SET PROBLEM >> Copy the lines holding the word "make", all of them.

#### DATASET

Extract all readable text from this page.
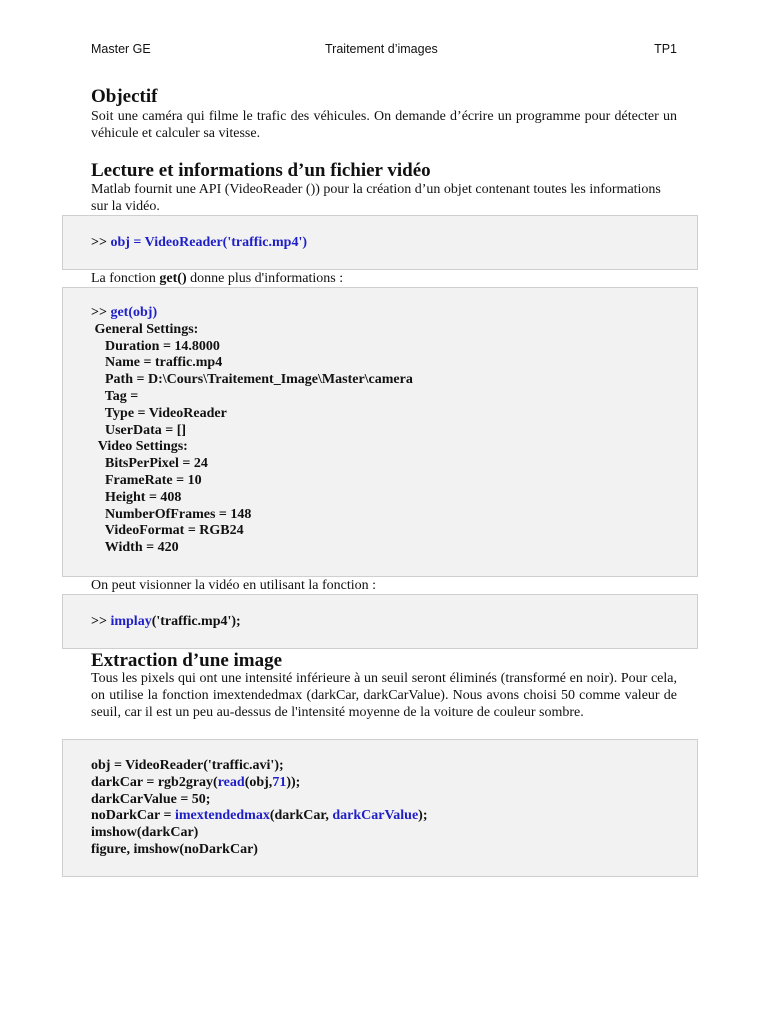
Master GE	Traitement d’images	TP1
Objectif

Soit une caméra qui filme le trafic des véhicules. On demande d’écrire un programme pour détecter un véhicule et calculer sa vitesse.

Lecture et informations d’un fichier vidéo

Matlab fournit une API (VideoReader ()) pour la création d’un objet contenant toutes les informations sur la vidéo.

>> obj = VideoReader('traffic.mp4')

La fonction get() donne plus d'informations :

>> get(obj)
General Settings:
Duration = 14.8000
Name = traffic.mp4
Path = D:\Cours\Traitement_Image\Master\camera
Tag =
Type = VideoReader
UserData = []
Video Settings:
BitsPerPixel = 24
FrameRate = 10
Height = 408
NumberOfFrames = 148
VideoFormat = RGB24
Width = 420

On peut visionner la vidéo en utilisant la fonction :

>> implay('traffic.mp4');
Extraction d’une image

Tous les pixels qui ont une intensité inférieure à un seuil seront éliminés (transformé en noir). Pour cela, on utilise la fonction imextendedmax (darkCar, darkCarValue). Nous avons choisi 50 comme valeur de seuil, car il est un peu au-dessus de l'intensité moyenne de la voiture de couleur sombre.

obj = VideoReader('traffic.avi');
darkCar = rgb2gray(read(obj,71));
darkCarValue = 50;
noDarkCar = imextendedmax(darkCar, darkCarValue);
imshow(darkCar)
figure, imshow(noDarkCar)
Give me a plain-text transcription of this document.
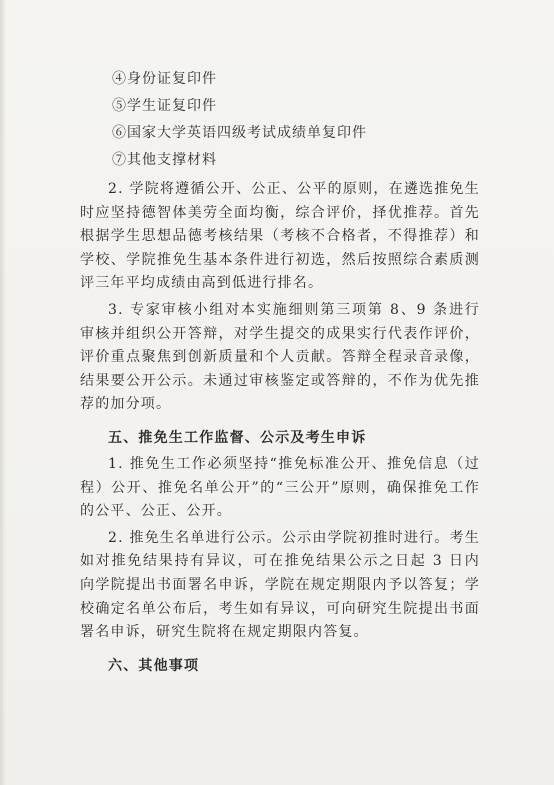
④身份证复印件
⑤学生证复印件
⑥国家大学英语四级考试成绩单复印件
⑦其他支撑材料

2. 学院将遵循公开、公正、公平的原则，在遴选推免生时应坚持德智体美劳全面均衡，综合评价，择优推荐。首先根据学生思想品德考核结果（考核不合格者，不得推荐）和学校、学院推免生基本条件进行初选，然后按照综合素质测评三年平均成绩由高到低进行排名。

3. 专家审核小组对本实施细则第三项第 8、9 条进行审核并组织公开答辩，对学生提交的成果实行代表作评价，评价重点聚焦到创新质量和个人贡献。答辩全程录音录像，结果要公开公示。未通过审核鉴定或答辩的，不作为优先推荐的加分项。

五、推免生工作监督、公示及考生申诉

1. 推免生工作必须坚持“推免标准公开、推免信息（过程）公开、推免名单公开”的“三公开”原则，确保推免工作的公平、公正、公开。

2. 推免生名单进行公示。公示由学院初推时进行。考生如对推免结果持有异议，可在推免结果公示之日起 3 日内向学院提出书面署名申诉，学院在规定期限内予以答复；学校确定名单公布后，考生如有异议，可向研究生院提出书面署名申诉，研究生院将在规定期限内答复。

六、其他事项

########
#### DATASET

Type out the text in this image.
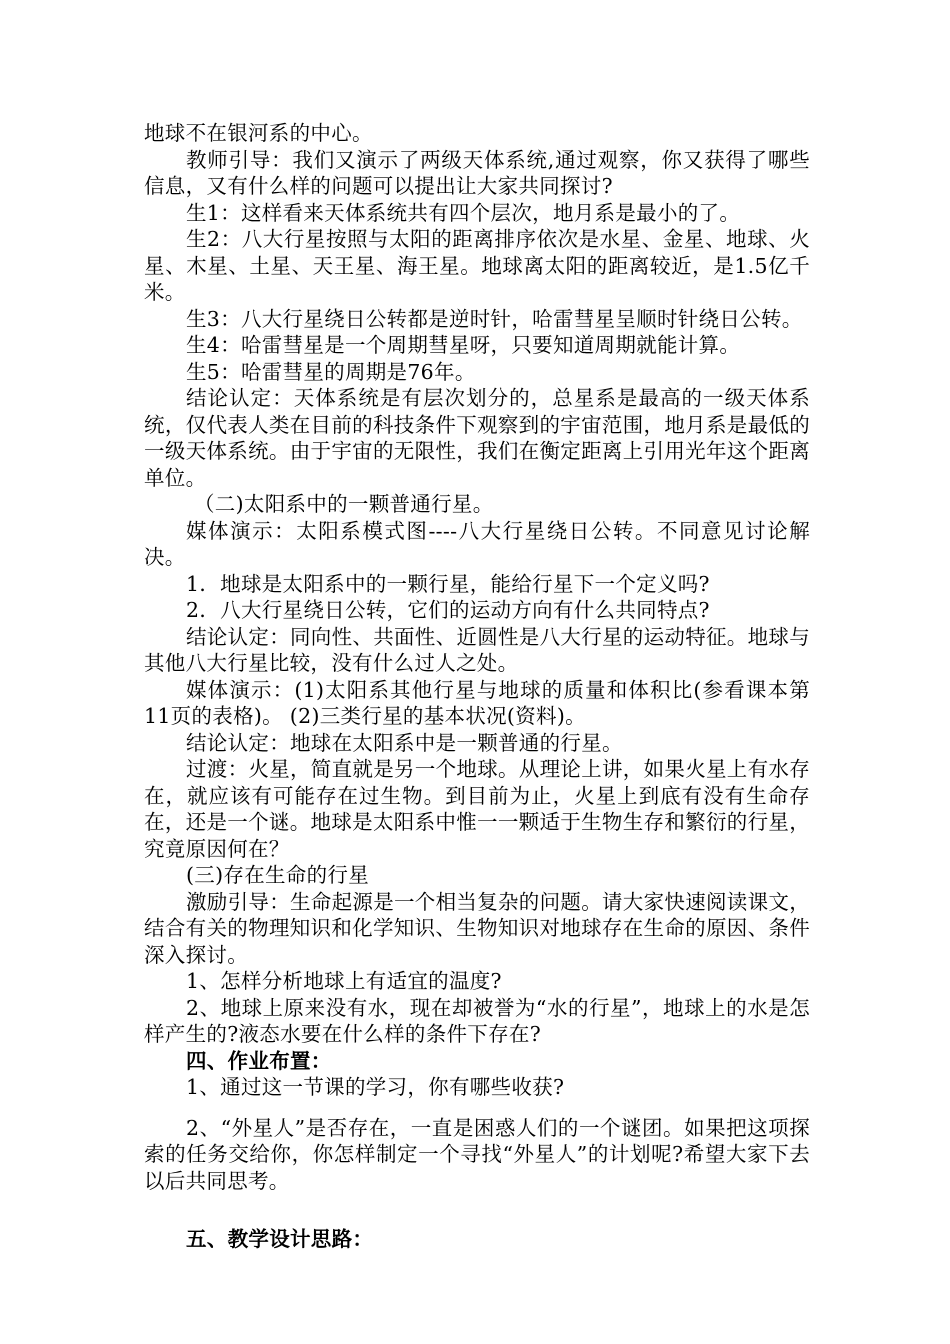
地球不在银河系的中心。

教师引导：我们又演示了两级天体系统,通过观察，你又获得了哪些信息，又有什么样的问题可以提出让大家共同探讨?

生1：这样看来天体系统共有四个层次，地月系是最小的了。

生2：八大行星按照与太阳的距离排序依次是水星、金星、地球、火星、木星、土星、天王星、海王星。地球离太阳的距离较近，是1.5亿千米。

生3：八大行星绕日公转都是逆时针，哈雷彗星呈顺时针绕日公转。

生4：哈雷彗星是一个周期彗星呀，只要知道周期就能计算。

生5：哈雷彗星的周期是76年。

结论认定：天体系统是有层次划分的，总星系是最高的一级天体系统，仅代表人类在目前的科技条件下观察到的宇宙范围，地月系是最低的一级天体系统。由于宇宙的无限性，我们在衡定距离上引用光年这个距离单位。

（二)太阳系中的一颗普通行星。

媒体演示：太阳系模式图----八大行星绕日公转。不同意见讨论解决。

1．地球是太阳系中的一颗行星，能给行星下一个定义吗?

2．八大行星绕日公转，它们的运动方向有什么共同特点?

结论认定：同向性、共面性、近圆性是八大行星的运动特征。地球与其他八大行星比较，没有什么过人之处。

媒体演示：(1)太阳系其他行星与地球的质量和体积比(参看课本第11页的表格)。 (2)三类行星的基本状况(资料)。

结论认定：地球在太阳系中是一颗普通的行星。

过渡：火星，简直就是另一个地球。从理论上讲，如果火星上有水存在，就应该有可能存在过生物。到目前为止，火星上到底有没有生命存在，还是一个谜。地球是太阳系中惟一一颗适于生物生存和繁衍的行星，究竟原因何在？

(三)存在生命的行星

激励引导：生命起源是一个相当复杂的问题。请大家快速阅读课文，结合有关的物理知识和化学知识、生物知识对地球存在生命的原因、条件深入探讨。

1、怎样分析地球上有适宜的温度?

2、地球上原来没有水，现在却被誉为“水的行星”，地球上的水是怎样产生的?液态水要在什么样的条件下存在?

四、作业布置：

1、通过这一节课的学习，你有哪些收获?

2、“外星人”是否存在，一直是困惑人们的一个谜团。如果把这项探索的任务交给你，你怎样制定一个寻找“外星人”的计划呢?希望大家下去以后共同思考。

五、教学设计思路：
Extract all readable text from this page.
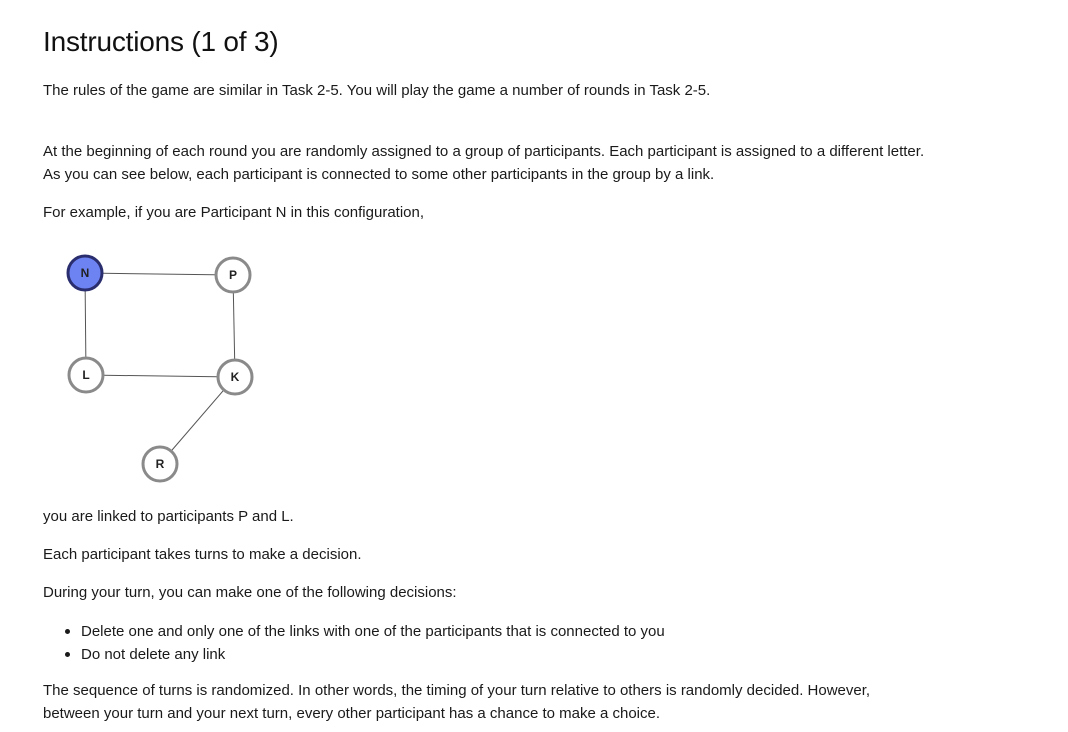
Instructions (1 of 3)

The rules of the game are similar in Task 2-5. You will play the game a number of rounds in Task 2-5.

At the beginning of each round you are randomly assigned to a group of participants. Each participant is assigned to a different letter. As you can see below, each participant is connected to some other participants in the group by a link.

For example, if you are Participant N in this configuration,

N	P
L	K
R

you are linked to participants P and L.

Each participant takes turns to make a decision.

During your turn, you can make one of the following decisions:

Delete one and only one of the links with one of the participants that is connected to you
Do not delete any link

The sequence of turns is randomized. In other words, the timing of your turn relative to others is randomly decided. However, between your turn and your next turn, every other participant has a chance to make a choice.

########
#### DATASET

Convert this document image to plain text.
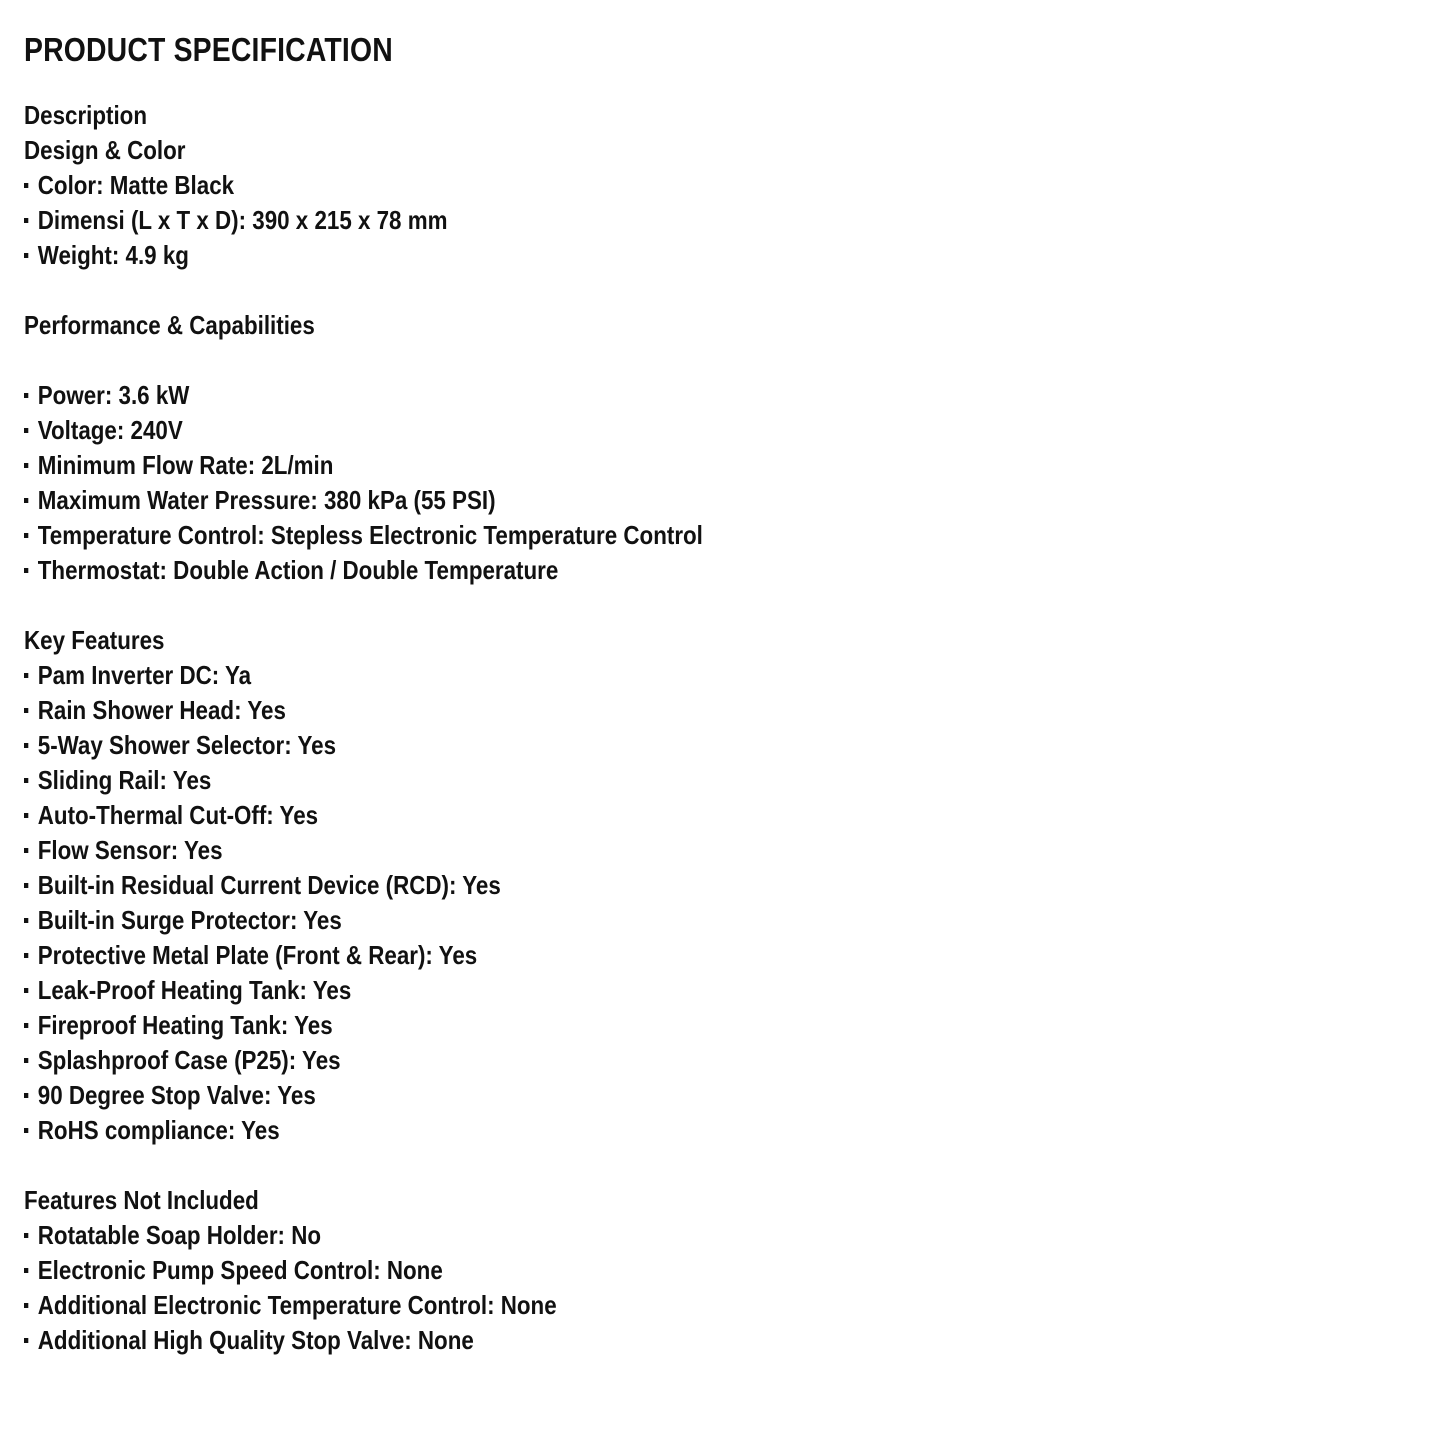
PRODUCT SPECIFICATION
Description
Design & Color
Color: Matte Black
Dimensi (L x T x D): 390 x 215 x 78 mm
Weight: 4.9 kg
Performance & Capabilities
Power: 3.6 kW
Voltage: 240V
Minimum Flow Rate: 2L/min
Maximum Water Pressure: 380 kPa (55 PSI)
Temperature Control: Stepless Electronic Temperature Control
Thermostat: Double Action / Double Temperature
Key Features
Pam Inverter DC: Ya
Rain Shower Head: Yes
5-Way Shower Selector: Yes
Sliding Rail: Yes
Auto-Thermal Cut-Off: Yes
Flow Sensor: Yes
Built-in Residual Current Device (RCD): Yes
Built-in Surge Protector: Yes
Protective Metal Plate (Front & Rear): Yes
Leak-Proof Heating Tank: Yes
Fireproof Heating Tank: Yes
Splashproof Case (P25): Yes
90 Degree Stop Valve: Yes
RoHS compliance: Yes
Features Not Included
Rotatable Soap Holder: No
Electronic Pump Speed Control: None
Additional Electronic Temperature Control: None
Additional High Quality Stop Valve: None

########

WORKED ANSWER >>
Each participant takes turns to make a decision.
During your turn, you can make one of the following decisions:
The sequence of turns is randomized. In other words, the timing of your turn relative to others is randomly decided. However, between your turn and your next turn, every other participant has a chance to make a choice.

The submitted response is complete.